Return each line of the records with nothing changed, pictures excepted.
— START Material for this task —
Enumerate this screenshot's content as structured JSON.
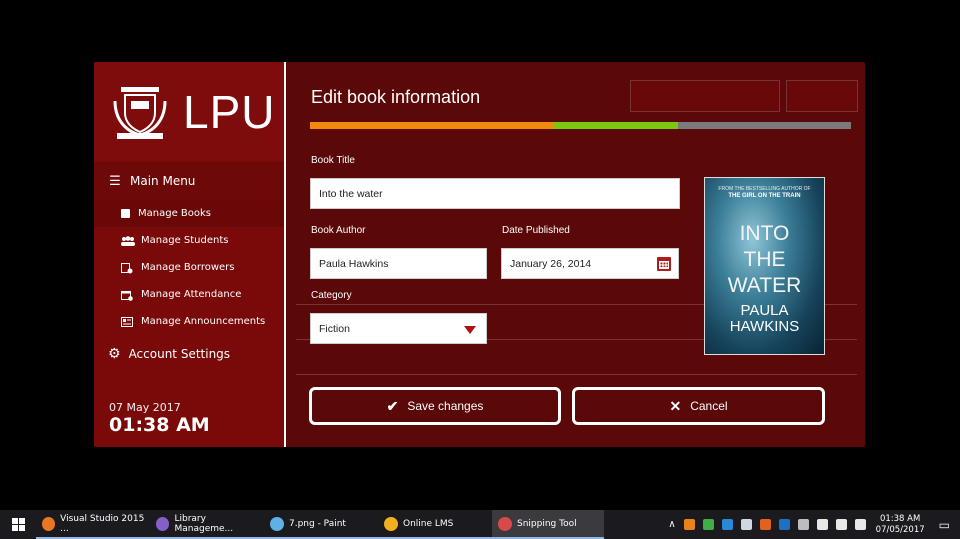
{
  "sidebar": {
    "brand": "LPU",
    "menu_title": "Main Menu",
    "items": [
      {
        "label": "Manage Books",
        "icon": "book-icon"
      },
      {
        "label": "Manage Students",
        "icon": "students-icon"
      },
      {
        "label": "Manage Borrowers",
        "icon": "borrowers-icon"
      },
      {
        "label": "Manage Attendance",
        "icon": "attendance-icon"
      },
      {
        "label": "Manage Announcements",
        "icon": "announcements-icon"
      }
    ],
    "account_settings": "Account Settings",
    "date": "07 May 2017",
    "time": "01:38 AM"
  },
  "dialog": {
    "title": "Edit book information",
    "progress": {
      "orange": 0.45,
      "green": 0.23,
      "gray": 0.32
    },
    "book_title_label": "Book Title",
    "book_title_value": "Into the water",
    "book_author_label": "Book Author",
    "book_author_value": "Paula Hawkins",
    "date_published_label": "Date Published",
    "date_published_value": "January 26, 2014",
    "category_label": "Category",
    "category_value": "Fiction",
    "cover": {
      "top_line": "FROM THE BESTSELLING AUTHOR OF",
      "top_title": "THE GIRL ON THE TRAIN",
      "title_1": "INTO",
      "title_2": "THE",
      "title_3": "WATER",
      "author_1": "PAULA",
      "author_2": "HAWKINS"
    },
    "save_label": "Save changes",
    "cancel_label": "Cancel"
  },
  "taskbar": {
    "apps": [
      {
        "label": "Visual Studio 2015 ...",
        "color": "#e87722"
      },
      {
        "label": "Library Manageme...",
        "color": "#865fc5"
      },
      {
        "label": "7.png - Paint",
        "color": "#5fb0e8"
      },
      {
        "label": "Online LMS",
        "color": "#f2b01e"
      },
      {
        "label": "Snipping Tool",
        "color": "#d84a4a"
      }
    ],
    "clock_time": "01:38 AM",
    "clock_date": "07/05/2017"
  },
  "colors": {
    "accent": "#7a0a0a",
    "progress_orange": "#f08a0f",
    "progress_green": "#7cc80f",
    "progress_gray": "#7a7a7a"
  }
}
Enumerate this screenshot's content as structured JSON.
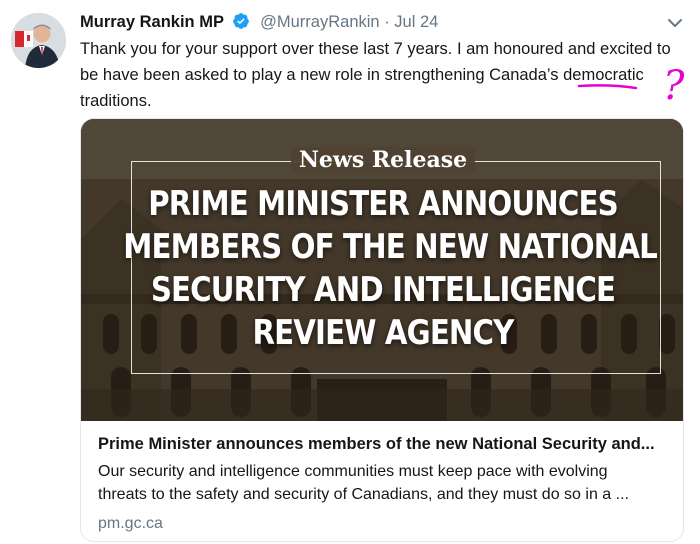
{
  "tweet": {
    "author_name": "Murray Rankin MP",
    "handle": "@MurrayRankin",
    "separator": "·",
    "date": "Jul 24",
    "verified_icon": "verified-badge-icon",
    "text_lines": [
      "Thank you for your support over these last 7 years.  I am honoured and excited to",
      "be have been asked to play a new role in strengthening Canada’s democratic",
      "traditions."
    ],
    "annotation_mark": "?"
  },
  "card": {
    "image": {
      "news_release": "News Release",
      "headline_lines": [
        "PRIME MINISTER ANNOUNCES",
        "MEMBERS OF THE NEW NATIONAL",
        "SECURITY AND INTELLIGENCE",
        "REVIEW AGENCY"
      ]
    },
    "title": "Prime Minister announces members of the new National Security and...",
    "description_lines": [
      "Our security and intelligence communities must keep pace with evolving",
      "threats to the safety and security of Canadians, and they must do so in a ..."
    ],
    "domain": "pm.gc.ca"
  },
  "colors": {
    "verified": "#1da1f2",
    "secondary_text": "#657786",
    "annotation": "#e600d6"
  }
}
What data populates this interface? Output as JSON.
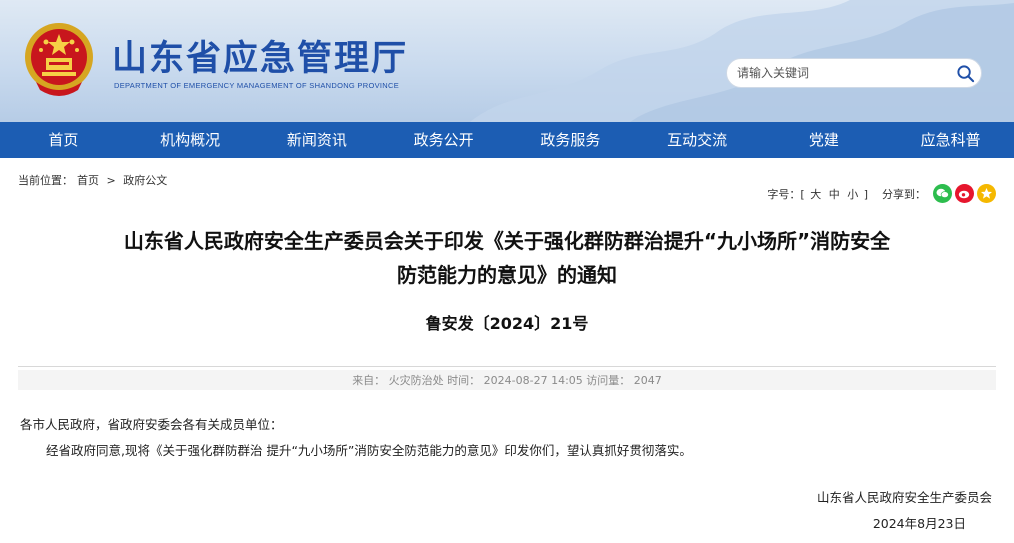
{
  "header": {
    "title": "山东省应急管理厅",
    "subtitle": "DEPARTMENT OF EMERGENCY MANAGEMENT OF SHANDONG PROVINCE",
    "search_placeholder": "请输入关键词"
  },
  "nav": {
    "items": [
      "首页",
      "机构概况",
      "新闻资讯",
      "政务公开",
      "政务服务",
      "互动交流",
      "党建",
      "应急科普"
    ]
  },
  "breadcrumb": {
    "label": "当前位置：",
    "home": "首页",
    "separator": ">",
    "current": "政府公文"
  },
  "tools": {
    "fontsize_label": "字号：[",
    "large": "大",
    "medium": "中",
    "small": "小",
    "close_bracket": "]",
    "share_label": "分享到："
  },
  "article": {
    "title_line1": "山东省人民政府安全生产委员会关于印发《关于强化群防群治提升“九小场所”消防安全",
    "title_line2": "防范能力的意见》的通知",
    "doc_number": "鲁安发〔2024〕21号",
    "meta": "来自： 火灾防治处  时间： 2024-08-27 14:05  访问量： 2047",
    "salutation": "各市人民政府，省政府安委会各有关成员单位：",
    "body": "经省政府同意,现将《关于强化群防群治 提升“九小场所”消防安全防范能力的意见》印发你们，望认真抓好贯彻落实。",
    "signature": "山东省人民政府安全生产委员会",
    "date": "2024年8月23日"
  },
  "colors": {
    "nav_bg": "#1c5db3",
    "title_blue": "#1f4fa8",
    "wechat": "#2dbd4e",
    "weibo": "#e6162d",
    "qzone": "#f5b800"
  },
  "icons": {
    "emblem": "national-emblem-icon",
    "search": "search-icon",
    "wechat": "wechat-icon",
    "weibo": "weibo-icon",
    "qzone": "qzone-icon"
  }
}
— END Material for this task —
> [Worked answer]
Enumerate this screenshot's content as structured JSON.
{
  "sidebar": {
    "brand": "LPU",
    "menu_title": "Main Menu",
    "items": [
      {
        "label": "Manage Books",
        "icon": "book-icon"
      },
      {
        "label": "Manage Students",
        "icon": "students-icon"
      },
      {
        "label": "Manage Borrowers",
        "icon": "borrowers-icon"
      },
      {
        "label": "Manage Attendance",
        "icon": "attendance-icon"
      },
      {
        "label": "Manage Announcements",
        "icon": "announcements-icon"
      }
    ],
    "account_settings": "Account Settings",
    "date": "07 May 2017",
    "time": "01:38 AM"
  },
  "dialog": {
    "title": "Edit book information",
    "progress": {
      "orange": 0.45,
      "green": 0.23,
      "gray": 0.32
    },
    "book_title_label": "Book Title",
    "book_title_value": "Into the water",
    "book_author_label": "Book Author",
    "book_author_value": "Paula Hawkins",
    "date_published_label": "Date Published",
    "date_published_value": "January 26, 2014",
    "category_label": "Category",
    "category_value": "Fiction",
    "cover": {
      "top_line": "FROM THE BESTSELLING AUTHOR OF",
      "top_title": "THE GIRL ON THE TRAIN",
      "title_1": "INTO",
      "title_2": "THE",
      "title_3": "WATER",
      "author_1": "PAULA",
      "author_2": "HAWKINS"
    },
    "save_label": "Save changes",
    "cancel_label": "Cancel"
  },
  "taskbar": {
    "apps": [
      {
        "label": "Visual Studio 2015 ...",
        "color": "#e87722"
      },
      {
        "label": "Library Manageme...",
        "color": "#865fc5"
      },
      {
        "label": "7.png - Paint",
        "color": "#5fb0e8"
      },
      {
        "label": "Online LMS",
        "color": "#f2b01e"
      },
      {
        "label": "Snipping Tool",
        "color": "#d84a4a"
      }
    ],
    "clock_time": "01:38 AM",
    "clock_date": "07/05/2017"
  },
  "colors": {
    "accent": "#7a0a0a",
    "progress_orange": "#f08a0f",
    "progress_green": "#7cc80f",
    "progress_gray": "#7a7a7a"
  }
}
Enumerate this screenshot's content as structured JSON.
{
  "tweet": {
    "author_name": "Murray Rankin MP",
    "handle": "@MurrayRankin",
    "separator": "·",
    "date": "Jul 24",
    "verified_icon": "verified-badge-icon",
    "text_lines": [
      "Thank you for your support over these last 7 years.  I am honoured and excited to",
      "be have been asked to play a new role in strengthening Canada’s democratic",
      "traditions."
    ],
    "annotation_mark": "?"
  },
  "card": {
    "image": {
      "news_release": "News Release",
      "headline_lines": [
        "PRIME MINISTER ANNOUNCES",
        "MEMBERS OF THE NEW NATIONAL",
        "SECURITY AND INTELLIGENCE",
        "REVIEW AGENCY"
      ]
    },
    "title": "Prime Minister announces members of the new National Security and...",
    "description_lines": [
      "Our security and intelligence communities must keep pace with evolving",
      "threats to the safety and security of Canadians, and they must do so in a ..."
    ],
    "domain": "pm.gc.ca"
  },
  "colors": {
    "verified": "#1da1f2",
    "secondary_text": "#657786",
    "annotation": "#e600d6"
  }
}
What data populates this interface? Output as JSON.
{
  "header": {
    "title": "山东省应急管理厅",
    "subtitle": "DEPARTMENT OF EMERGENCY MANAGEMENT OF SHANDONG PROVINCE",
    "search_placeholder": "请输入关键词"
  },
  "nav": {
    "items": [
      "首页",
      "机构概况",
      "新闻资讯",
      "政务公开",
      "政务服务",
      "互动交流",
      "党建",
      "应急科普"
    ]
  },
  "breadcrumb": {
    "label": "当前位置：",
    "home": "首页",
    "separator": ">",
    "current": "政府公文"
  },
  "tools": {
    "fontsize_label": "字号：[",
    "large": "大",
    "medium": "中",
    "small": "小",
    "close_bracket": "]",
    "share_label": "分享到："
  },
  "article": {
    "title_line1": "山东省人民政府安全生产委员会关于印发《关于强化群防群治提升“九小场所”消防安全",
    "title_line2": "防范能力的意见》的通知",
    "doc_number": "鲁安发〔2024〕21号",
    "meta": "来自： 火灾防治处  时间： 2024-08-27 14:05  访问量： 2047",
    "salutation": "各市人民政府，省政府安委会各有关成员单位：",
    "body": "经省政府同意,现将《关于强化群防群治 提升“九小场所”消防安全防范能力的意见》印发你们，望认真抓好贯彻落实。",
    "signature": "山东省人民政府安全生产委员会",
    "date": "2024年8月23日"
  },
  "colors": {
    "nav_bg": "#1c5db3",
    "title_blue": "#1f4fa8",
    "wechat": "#2dbd4e",
    "weibo": "#e6162d",
    "qzone": "#f5b800"
  },
  "icons": {
    "emblem": "national-emblem-icon",
    "search": "search-icon",
    "wechat": "wechat-icon",
    "weibo": "weibo-icon",
    "qzone": "qzone-icon"
  }
}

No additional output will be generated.